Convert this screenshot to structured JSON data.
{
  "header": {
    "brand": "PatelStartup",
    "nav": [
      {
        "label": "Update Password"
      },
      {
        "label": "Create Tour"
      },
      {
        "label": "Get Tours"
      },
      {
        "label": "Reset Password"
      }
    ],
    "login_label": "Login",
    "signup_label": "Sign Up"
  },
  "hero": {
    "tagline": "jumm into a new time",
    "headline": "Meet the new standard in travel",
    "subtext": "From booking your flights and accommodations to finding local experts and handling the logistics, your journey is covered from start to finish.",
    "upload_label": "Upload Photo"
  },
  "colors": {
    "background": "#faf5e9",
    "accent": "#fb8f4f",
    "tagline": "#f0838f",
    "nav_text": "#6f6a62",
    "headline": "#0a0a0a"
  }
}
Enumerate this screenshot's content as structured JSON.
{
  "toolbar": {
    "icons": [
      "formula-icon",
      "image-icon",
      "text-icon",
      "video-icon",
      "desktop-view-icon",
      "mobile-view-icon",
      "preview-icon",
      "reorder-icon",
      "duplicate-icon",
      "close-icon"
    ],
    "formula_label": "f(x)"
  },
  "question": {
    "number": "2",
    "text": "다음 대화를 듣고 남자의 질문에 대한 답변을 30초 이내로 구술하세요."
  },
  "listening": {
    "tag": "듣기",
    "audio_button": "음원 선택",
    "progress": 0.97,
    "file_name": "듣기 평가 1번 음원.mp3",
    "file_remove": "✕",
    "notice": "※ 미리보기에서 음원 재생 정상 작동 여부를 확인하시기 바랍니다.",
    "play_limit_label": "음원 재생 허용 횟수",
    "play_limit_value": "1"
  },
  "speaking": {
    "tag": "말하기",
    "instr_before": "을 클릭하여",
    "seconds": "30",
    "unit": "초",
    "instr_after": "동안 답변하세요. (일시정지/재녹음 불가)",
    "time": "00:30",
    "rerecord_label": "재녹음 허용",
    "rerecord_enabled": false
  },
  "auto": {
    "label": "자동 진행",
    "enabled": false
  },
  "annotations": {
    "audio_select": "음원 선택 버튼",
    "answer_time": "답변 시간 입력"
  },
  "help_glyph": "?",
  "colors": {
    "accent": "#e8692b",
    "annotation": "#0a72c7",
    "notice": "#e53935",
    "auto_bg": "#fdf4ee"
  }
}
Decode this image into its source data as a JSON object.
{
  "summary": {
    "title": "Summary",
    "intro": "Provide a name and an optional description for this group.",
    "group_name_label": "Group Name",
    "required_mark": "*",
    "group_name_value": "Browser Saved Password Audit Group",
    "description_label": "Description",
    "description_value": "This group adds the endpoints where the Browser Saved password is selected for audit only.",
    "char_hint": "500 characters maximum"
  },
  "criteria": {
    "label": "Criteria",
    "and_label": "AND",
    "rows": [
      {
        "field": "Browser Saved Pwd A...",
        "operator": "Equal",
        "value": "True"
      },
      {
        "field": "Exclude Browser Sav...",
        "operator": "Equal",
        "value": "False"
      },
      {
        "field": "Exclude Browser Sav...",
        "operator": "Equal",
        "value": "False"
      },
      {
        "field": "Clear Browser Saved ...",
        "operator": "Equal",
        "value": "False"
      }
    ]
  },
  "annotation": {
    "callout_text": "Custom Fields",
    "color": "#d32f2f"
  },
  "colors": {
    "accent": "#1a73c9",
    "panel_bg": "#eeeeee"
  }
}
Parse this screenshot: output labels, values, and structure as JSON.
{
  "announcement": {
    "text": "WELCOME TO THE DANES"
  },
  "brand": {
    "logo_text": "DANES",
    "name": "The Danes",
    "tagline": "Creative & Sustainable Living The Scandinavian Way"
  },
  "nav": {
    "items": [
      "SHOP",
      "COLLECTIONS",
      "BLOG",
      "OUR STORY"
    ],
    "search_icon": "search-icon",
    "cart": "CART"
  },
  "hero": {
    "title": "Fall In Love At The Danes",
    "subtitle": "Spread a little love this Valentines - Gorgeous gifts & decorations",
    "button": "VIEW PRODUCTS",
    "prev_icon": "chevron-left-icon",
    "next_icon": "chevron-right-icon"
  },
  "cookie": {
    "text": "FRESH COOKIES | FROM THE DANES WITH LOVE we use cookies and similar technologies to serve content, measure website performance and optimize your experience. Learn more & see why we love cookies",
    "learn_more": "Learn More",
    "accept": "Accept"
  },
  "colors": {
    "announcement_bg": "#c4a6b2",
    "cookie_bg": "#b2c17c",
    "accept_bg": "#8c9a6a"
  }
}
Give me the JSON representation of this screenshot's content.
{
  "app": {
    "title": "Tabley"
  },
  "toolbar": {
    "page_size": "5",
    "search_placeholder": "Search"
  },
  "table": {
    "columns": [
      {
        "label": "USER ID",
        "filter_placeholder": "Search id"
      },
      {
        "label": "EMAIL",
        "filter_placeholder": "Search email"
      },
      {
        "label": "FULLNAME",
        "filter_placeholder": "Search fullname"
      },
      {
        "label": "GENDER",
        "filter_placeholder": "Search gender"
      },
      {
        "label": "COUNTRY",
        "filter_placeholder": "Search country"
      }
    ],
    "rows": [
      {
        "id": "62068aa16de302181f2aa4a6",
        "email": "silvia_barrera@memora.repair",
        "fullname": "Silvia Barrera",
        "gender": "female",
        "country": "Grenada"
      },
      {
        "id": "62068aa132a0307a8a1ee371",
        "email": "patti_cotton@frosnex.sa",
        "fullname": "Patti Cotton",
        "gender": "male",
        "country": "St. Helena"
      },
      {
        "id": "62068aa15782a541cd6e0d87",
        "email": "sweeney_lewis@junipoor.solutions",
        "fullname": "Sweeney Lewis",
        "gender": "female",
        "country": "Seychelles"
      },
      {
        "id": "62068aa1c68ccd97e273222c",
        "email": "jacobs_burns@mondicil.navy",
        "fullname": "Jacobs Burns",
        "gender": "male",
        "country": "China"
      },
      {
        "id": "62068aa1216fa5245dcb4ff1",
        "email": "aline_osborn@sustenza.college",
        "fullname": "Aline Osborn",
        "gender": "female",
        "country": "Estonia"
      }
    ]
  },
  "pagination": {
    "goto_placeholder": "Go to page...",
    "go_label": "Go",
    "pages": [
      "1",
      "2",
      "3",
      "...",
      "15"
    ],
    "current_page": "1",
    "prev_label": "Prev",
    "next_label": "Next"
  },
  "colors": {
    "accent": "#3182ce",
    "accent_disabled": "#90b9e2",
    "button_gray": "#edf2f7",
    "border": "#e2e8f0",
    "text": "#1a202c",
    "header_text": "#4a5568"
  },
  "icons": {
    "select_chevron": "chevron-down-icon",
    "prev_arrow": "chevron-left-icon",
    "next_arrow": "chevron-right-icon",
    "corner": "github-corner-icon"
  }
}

++++

■ THE REQUEST ■
Every entry should be printed again exactly as written.

■ ANSWER ■
Convert this screenshot to structured JSON data.
{
  "header": {
    "brand": "PatelStartup",
    "nav": [
      {
        "label": "Update Password"
      },
      {
        "label": "Create Tour"
      },
      {
        "label": "Get Tours"
      },
      {
        "label": "Reset Password"
      }
    ],
    "login_label": "Login",
    "signup_label": "Sign Up"
  },
  "hero": {
    "tagline": "jumm into a new time",
    "headline": "Meet the new standard in travel",
    "subtext": "From booking your flights and accommodations to finding local experts and handling the logistics, your journey is covered from start to finish.",
    "upload_label": "Upload Photo"
  },
  "colors": {
    "background": "#faf5e9",
    "accent": "#fb8f4f",
    "tagline": "#f0838f",
    "nav_text": "#6f6a62",
    "headline": "#0a0a0a"
  }
}
Enumerate this screenshot's content as structured JSON.
{
  "toolbar": {
    "icons": [
      "formula-icon",
      "image-icon",
      "text-icon",
      "video-icon",
      "desktop-view-icon",
      "mobile-view-icon",
      "preview-icon",
      "reorder-icon",
      "duplicate-icon",
      "close-icon"
    ],
    "formula_label": "f(x)"
  },
  "question": {
    "number": "2",
    "text": "다음 대화를 듣고 남자의 질문에 대한 답변을 30초 이내로 구술하세요."
  },
  "listening": {
    "tag": "듣기",
    "audio_button": "음원 선택",
    "progress": 0.97,
    "file_name": "듣기 평가 1번 음원.mp3",
    "file_remove": "✕",
    "notice": "※ 미리보기에서 음원 재생 정상 작동 여부를 확인하시기 바랍니다.",
    "play_limit_label": "음원 재생 허용 횟수",
    "play_limit_value": "1"
  },
  "speaking": {
    "tag": "말하기",
    "instr_before": "을 클릭하여",
    "seconds": "30",
    "unit": "초",
    "instr_after": "동안 답변하세요. (일시정지/재녹음 불가)",
    "time": "00:30",
    "rerecord_label": "재녹음 허용",
    "rerecord_enabled": false
  },
  "auto": {
    "label": "자동 진행",
    "enabled": false
  },
  "annotations": {
    "audio_select": "음원 선택 버튼",
    "answer_time": "답변 시간 입력"
  },
  "help_glyph": "?",
  "colors": {
    "accent": "#e8692b",
    "annotation": "#0a72c7",
    "notice": "#e53935",
    "auto_bg": "#fdf4ee"
  }
}
Decode this image into its source data as a JSON object.
{
  "summary": {
    "title": "Summary",
    "intro": "Provide a name and an optional description for this group.",
    "group_name_label": "Group Name",
    "required_mark": "*",
    "group_name_value": "Browser Saved Password Audit Group",
    "description_label": "Description",
    "description_value": "This group adds the endpoints where the Browser Saved password is selected for audit only.",
    "char_hint": "500 characters maximum"
  },
  "criteria": {
    "label": "Criteria",
    "and_label": "AND",
    "rows": [
      {
        "field": "Browser Saved Pwd A...",
        "operator": "Equal",
        "value": "True"
      },
      {
        "field": "Exclude Browser Sav...",
        "operator": "Equal",
        "value": "False"
      },
      {
        "field": "Exclude Browser Sav...",
        "operator": "Equal",
        "value": "False"
      },
      {
        "field": "Clear Browser Saved ...",
        "operator": "Equal",
        "value": "False"
      }
    ]
  },
  "annotation": {
    "callout_text": "Custom Fields",
    "color": "#d32f2f"
  },
  "colors": {
    "accent": "#1a73c9",
    "panel_bg": "#eeeeee"
  }
}
Parse this screenshot: output labels, values, and structure as JSON.
{
  "announcement": {
    "text": "WELCOME TO THE DANES"
  },
  "brand": {
    "logo_text": "DANES",
    "name": "The Danes",
    "tagline": "Creative & Sustainable Living The Scandinavian Way"
  },
  "nav": {
    "items": [
      "SHOP",
      "COLLECTIONS",
      "BLOG",
      "OUR STORY"
    ],
    "search_icon": "search-icon",
    "cart": "CART"
  },
  "hero": {
    "title": "Fall In Love At The Danes",
    "subtitle": "Spread a little love this Valentines - Gorgeous gifts & decorations",
    "button": "VIEW PRODUCTS",
    "prev_icon": "chevron-left-icon",
    "next_icon": "chevron-right-icon"
  },
  "cookie": {
    "text": "FRESH COOKIES | FROM THE DANES WITH LOVE we use cookies and similar technologies to serve content, measure website performance and optimize your experience. Learn more & see why we love cookies",
    "learn_more": "Learn More",
    "accept": "Accept"
  },
  "colors": {
    "announcement_bg": "#c4a6b2",
    "cookie_bg": "#b2c17c",
    "accept_bg": "#8c9a6a"
  }
}
Give me the JSON representation of this screenshot's content.
{
  "app": {
    "title": "Tabley"
  },
  "toolbar": {
    "page_size": "5",
    "search_placeholder": "Search"
  },
  "table": {
    "columns": [
      {
        "label": "USER ID",
        "filter_placeholder": "Search id"
      },
      {
        "label": "EMAIL",
        "filter_placeholder": "Search email"
      },
      {
        "label": "FULLNAME",
        "filter_placeholder": "Search fullname"
      },
      {
        "label": "GENDER",
        "filter_placeholder": "Search gender"
      },
      {
        "label": "COUNTRY",
        "filter_placeholder": "Search country"
      }
    ],
    "rows": [
      {
        "id": "62068aa16de302181f2aa4a6",
        "email": "silvia_barrera@memora.repair",
        "fullname": "Silvia Barrera",
        "gender": "female",
        "country": "Grenada"
      },
      {
        "id": "62068aa132a0307a8a1ee371",
        "email": "patti_cotton@frosnex.sa",
        "fullname": "Patti Cotton",
        "gender": "male",
        "country": "St. Helena"
      },
      {
        "id": "62068aa15782a541cd6e0d87",
        "email": "sweeney_lewis@junipoor.solutions",
        "fullname": "Sweeney Lewis",
        "gender": "female",
        "country": "Seychelles"
      },
      {
        "id": "62068aa1c68ccd97e273222c",
        "email": "jacobs_burns@mondicil.navy",
        "fullname": "Jacobs Burns",
        "gender": "male",
        "country": "China"
      },
      {
        "id": "62068aa1216fa5245dcb4ff1",
        "email": "aline_osborn@sustenza.college",
        "fullname": "Aline Osborn",
        "gender": "female",
        "country": "Estonia"
      }
    ]
  },
  "pagination": {
    "goto_placeholder": "Go to page...",
    "go_label": "Go",
    "pages": [
      "1",
      "2",
      "3",
      "...",
      "15"
    ],
    "current_page": "1",
    "prev_label": "Prev",
    "next_label": "Next"
  },
  "colors": {
    "accent": "#3182ce",
    "accent_disabled": "#90b9e2",
    "button_gray": "#edf2f7",
    "border": "#e2e8f0",
    "text": "#1a202c",
    "header_text": "#4a5568"
  },
  "icons": {
    "select_chevron": "chevron-down-icon",
    "prev_arrow": "chevron-left-icon",
    "next_arrow": "chevron-right-icon",
    "corner": "github-corner-icon"
  }
}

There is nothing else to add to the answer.